Input:
__________________________________________________

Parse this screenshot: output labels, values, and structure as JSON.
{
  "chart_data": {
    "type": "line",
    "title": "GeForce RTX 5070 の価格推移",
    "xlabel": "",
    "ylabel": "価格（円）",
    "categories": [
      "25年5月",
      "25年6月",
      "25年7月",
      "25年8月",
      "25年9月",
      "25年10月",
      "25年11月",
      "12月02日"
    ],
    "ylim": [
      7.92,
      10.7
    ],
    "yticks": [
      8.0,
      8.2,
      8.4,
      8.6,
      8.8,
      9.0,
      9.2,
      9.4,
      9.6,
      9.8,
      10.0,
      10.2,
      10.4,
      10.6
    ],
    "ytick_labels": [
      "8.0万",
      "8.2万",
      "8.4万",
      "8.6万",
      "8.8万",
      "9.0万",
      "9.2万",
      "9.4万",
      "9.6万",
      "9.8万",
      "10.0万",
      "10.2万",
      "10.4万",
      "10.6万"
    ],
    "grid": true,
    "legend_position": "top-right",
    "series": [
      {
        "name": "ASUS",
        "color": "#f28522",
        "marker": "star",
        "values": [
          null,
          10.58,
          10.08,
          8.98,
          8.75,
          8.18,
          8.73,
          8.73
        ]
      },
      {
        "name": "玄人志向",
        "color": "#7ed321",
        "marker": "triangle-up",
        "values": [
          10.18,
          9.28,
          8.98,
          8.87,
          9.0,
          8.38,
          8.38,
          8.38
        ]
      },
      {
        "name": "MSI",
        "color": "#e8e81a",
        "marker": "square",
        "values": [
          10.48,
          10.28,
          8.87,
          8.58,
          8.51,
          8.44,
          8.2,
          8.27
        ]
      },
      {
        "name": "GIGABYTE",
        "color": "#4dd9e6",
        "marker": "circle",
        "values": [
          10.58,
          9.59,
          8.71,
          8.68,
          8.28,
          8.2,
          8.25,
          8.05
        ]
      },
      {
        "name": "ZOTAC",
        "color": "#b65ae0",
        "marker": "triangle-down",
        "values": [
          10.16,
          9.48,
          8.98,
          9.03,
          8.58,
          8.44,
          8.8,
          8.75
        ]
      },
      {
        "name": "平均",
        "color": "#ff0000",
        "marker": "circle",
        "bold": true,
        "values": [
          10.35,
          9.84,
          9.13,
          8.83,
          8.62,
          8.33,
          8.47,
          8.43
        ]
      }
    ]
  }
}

__________________________________________________

Exercise instructions: Filter lines by "marker" and return each hit.

Reply to the exercise:
        "marker": "star",
        "marker": "triangle-up",
        "marker": "square",
        "marker": "circle",
        "marker": "triangle-down",
        "marker": "circle",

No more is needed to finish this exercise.